Records contained in a dataset
◆ ◆ ◆ ◆

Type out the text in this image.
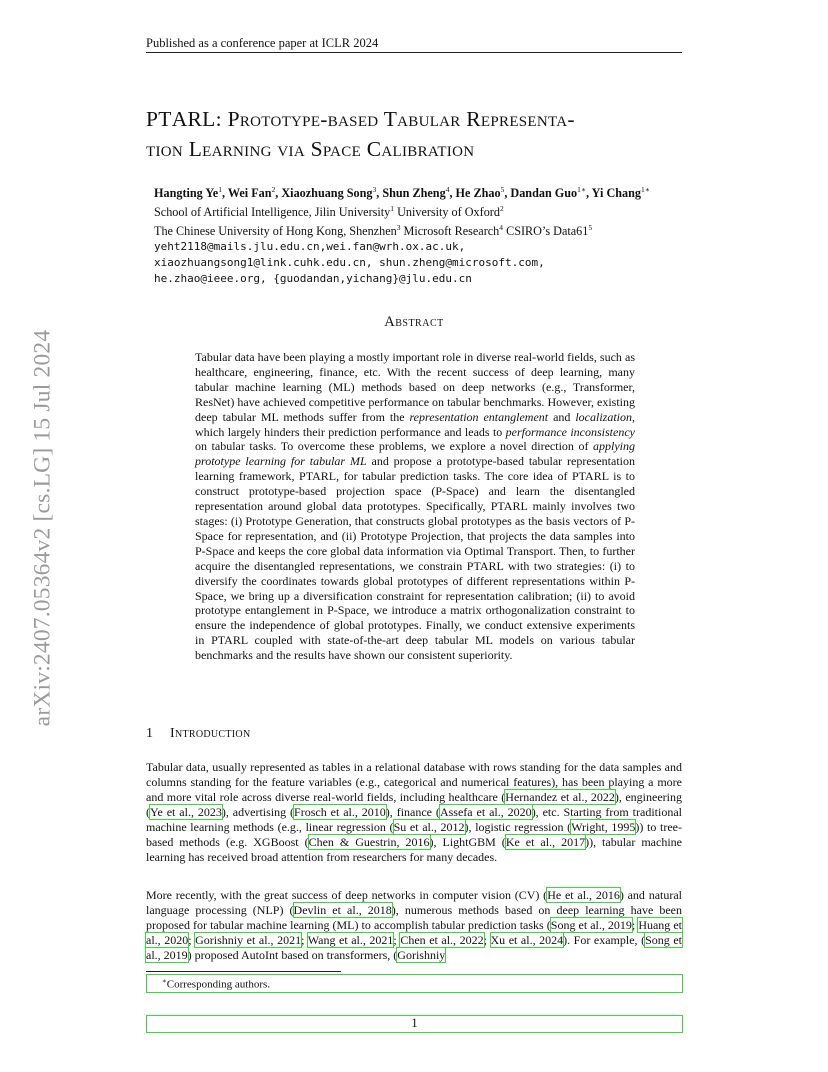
Published as a conference paper at ICLR 2024
arXiv:2407.05364v2 [cs.LG] 15 Jul 2024
PTARL: Prototype-based Tabular Representa-
tion Learning via Space Calibration
Hangting Ye$^1$, Wei Fan$^2$, Xiaozhuang Song$^3$, Shun Zheng$^4$, He Zhao$^5$, Dandan Guo$^{1∗}$, Yi Chang$^{1∗}$
School of Artificial Intelligence, Jilin University$^1$ University of Oxford$^2$
The Chinese University of Hong Kong, Shenzhen$^3$ Microsoft Research$^4$ CSIRO’s $Data61^5$
yeht2118@mails.jlu.edu.cn,wei.fan@wrh.ox.ac.uk,
xiaozhuangsong1@link.cuhk.edu.cn, shun.zheng@microsoft.com,
he.zhao@ieee.org, {guodandan,yichang}@jlu.edu.cn
Abstract
Tabular data have been playing a mostly important role in diverse real-world fields, such as healthcare, engineering, finance, etc. With the recent success of deep learning, many tabular machine learning (ML) methods based on deep networks (e.g., Transformer, ResNet) have achieved competitive performance on tabular benchmarks. However, existing deep tabular ML methods suffer from the representation entanglement and localization, which largely hinders their prediction performance and leads to performance inconsistency on tabular tasks. To overcome these problems, we explore a novel direction of applying prototype learning for tabular ML and propose a prototype-based tabular representation learning framework, PTARL, for tabular prediction tasks. The core idea of PTARL is to construct prototype-based projection space (P-Space) and learn the disentangled representation around global data prototypes. Specifically, PTARL mainly involves two stages: (i) Prototype Generation, that constructs global prototypes as the basis vectors of P-Space for representation, and (ii) Prototype Projection, that projects the data samples into P-Space and keeps the core global data information via Optimal Transport. Then, to further acquire the disentangled representations, we constrain PTARL with two strategies: (i) to diversify the coordinates towards global prototypes of different representations within P-Space, we bring up a diversification constraint for representation calibration; (ii) to avoid prototype entanglement in P-Space, we introduce a matrix orthogonalization constraint to ensure the independence of global prototypes. Finally, we conduct extensive experiments in PTARL coupled with state-of-the-art deep tabular ML models on various tabular benchmarks and the results have shown our consistent superiority.
1 Introduction
Tabular data, usually represented as tables in a relational database with rows standing for the data samples and columns standing for the feature variables (e.g., categorical and numerical features), has been playing a more and more vital role across diverse real-world fields, including healthcare (Hernandez et al., 2022), engineering (Ye et al., 2023), advertising (Frosch et al., 2010), finance (Assefa et al., 2020), etc. Starting from traditional machine learning methods (e.g., linear regression (Su et al., 2012), logistic regression (Wright, 1995)) to tree-based methods (e.g. XGBoost (Chen & Guestrin, 2016), LightGBM (Ke et al., 2017)), tabular machine learning has received broad attention from researchers for many decades.
More recently, with the great success of deep networks in computer vision (CV) (He et al., 2016) and natural language processing (NLP) (Devlin et al., 2018), numerous methods based on deep learning have been proposed for tabular machine learning (ML) to accomplish tabular prediction tasks (Song et al., 2019; Huang et al., 2020; Gorishniy et al., 2021; Wang et al., 2021; Chen et al., 2022; Xu et al., 2024). For example, (Song et al., 2019) proposed AutoInt based on transformers, (Gorishniy
∗Corresponding authors.
1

◆ ◆ ◆ ◆

▸ SHORT PROBLEM:
Print the complete listing exactly, apart from any pictures.

▸ TASK RESULT:
Type out the text in this image.
Published as a conference paper at ICLR 2024
arXiv:2407.05364v2 [cs.LG] 15 Jul 2024
PTARL: Prototype-based Tabular Representa-
tion Learning via Space Calibration
Hangting Ye$^1$, Wei Fan$^2$, Xiaozhuang Song$^3$, Shun Zheng$^4$, He Zhao$^5$, Dandan Guo$^{1∗}$, Yi Chang$^{1∗}$
School of Artificial Intelligence, Jilin University$^1$ University of Oxford$^2$
The Chinese University of Hong Kong, Shenzhen$^3$ Microsoft Research$^4$ CSIRO’s $Data61^5$
yeht2118@mails.jlu.edu.cn,wei.fan@wrh.ox.ac.uk,
xiaozhuangsong1@link.cuhk.edu.cn, shun.zheng@microsoft.com,
he.zhao@ieee.org, {guodandan,yichang}@jlu.edu.cn
Abstract
Tabular data have been playing a mostly important role in diverse real-world fields, such as healthcare, engineering, finance, etc. With the recent success of deep learning, many tabular machine learning (ML) methods based on deep networks (e.g., Transformer, ResNet) have achieved competitive performance on tabular benchmarks. However, existing deep tabular ML methods suffer from the representation entanglement and localization, which largely hinders their prediction performance and leads to performance inconsistency on tabular tasks. To overcome these problems, we explore a novel direction of applying prototype learning for tabular ML and propose a prototype-based tabular representation learning framework, PTARL, for tabular prediction tasks. The core idea of PTARL is to construct prototype-based projection space (P-Space) and learn the disentangled representation around global data prototypes. Specifically, PTARL mainly involves two stages: (i) Prototype Generation, that constructs global prototypes as the basis vectors of P-Space for representation, and (ii) Prototype Projection, that projects the data samples into P-Space and keeps the core global data information via Optimal Transport. Then, to further acquire the disentangled representations, we constrain PTARL with two strategies: (i) to diversify the coordinates towards global prototypes of different representations within P-Space, we bring up a diversification constraint for representation calibration; (ii) to avoid prototype entanglement in P-Space, we introduce a matrix orthogonalization constraint to ensure the independence of global prototypes. Finally, we conduct extensive experiments in PTARL coupled with state-of-the-art deep tabular ML models on various tabular benchmarks and the results have shown our consistent superiority.
1 Introduction
Tabular data, usually represented as tables in a relational database with rows standing for the data samples and columns standing for the feature variables (e.g., categorical and numerical features), has been playing a more and more vital role across diverse real-world fields, including healthcare (Hernandez et al., 2022), engineering (Ye et al., 2023), advertising (Frosch et al., 2010), finance (Assefa et al., 2020), etc. Starting from traditional machine learning methods (e.g., linear regression (Su et al., 2012), logistic regression (Wright, 1995)) to tree-based methods (e.g. XGBoost (Chen & Guestrin, 2016), LightGBM (Ke et al., 2017)), tabular machine learning has received broad attention from researchers for many decades.
More recently, with the great success of deep networks in computer vision (CV) (He et al., 2016) and natural language processing (NLP) (Devlin et al., 2018), numerous methods based on deep learning have been proposed for tabular machine learning (ML) to accomplish tabular prediction tasks (Song et al., 2019; Huang et al., 2020; Gorishniy et al., 2021; Wang et al., 2021; Chen et al., 2022; Xu et al., 2024). For example, (Song et al., 2019) proposed AutoInt based on transformers, (Gorishniy
∗Corresponding authors.
1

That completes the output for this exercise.